=== TASK INSTRUCTIONS ===
In the listing below, pick out lines with "title".

=== MATERIAL FOR THIS EXERCISE ===
━━━━

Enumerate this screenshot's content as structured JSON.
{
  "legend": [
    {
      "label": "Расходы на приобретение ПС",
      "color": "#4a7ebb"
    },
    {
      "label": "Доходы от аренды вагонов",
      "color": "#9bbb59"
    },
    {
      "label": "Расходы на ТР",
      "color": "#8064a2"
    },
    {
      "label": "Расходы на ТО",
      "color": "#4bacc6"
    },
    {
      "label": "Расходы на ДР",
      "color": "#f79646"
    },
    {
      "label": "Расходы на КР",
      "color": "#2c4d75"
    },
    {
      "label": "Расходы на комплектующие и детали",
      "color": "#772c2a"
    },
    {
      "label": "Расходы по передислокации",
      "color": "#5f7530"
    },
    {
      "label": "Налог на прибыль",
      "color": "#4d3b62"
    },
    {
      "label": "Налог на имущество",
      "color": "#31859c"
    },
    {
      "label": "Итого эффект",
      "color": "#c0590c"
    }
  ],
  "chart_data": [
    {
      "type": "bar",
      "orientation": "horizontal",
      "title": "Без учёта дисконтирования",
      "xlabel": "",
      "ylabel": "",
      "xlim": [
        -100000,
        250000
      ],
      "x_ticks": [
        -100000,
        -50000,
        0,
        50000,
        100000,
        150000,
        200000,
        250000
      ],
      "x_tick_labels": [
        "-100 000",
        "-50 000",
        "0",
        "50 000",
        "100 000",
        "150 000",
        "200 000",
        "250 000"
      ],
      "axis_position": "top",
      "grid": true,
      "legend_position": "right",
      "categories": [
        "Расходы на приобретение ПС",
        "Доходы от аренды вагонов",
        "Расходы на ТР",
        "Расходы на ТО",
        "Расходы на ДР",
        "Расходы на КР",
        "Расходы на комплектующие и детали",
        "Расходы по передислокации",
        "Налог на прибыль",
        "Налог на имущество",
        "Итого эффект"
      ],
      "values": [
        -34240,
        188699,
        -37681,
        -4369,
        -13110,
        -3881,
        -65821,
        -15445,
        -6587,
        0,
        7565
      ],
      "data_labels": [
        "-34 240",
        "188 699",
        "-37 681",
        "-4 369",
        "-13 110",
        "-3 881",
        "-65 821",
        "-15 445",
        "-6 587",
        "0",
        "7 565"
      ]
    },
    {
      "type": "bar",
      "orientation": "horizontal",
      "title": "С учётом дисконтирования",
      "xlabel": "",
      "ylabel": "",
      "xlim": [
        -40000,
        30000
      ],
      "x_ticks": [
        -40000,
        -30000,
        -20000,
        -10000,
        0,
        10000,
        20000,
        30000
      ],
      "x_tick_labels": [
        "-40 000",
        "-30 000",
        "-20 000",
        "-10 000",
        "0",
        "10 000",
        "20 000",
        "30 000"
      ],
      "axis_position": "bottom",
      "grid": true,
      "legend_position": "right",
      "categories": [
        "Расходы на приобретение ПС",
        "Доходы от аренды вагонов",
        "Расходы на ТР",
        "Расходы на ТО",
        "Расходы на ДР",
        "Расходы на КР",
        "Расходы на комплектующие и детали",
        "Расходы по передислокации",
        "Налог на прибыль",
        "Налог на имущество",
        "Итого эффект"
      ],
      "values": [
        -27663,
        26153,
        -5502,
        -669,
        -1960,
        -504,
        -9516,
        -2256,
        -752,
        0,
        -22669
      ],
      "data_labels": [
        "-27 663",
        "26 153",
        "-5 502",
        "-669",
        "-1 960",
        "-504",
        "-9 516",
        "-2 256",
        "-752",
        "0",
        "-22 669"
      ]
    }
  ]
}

━━━━

=== ANSWER TO THE TASK ===
      "title": "Без учёта дисконтирования",
      "title": "С учётом дисконтирования",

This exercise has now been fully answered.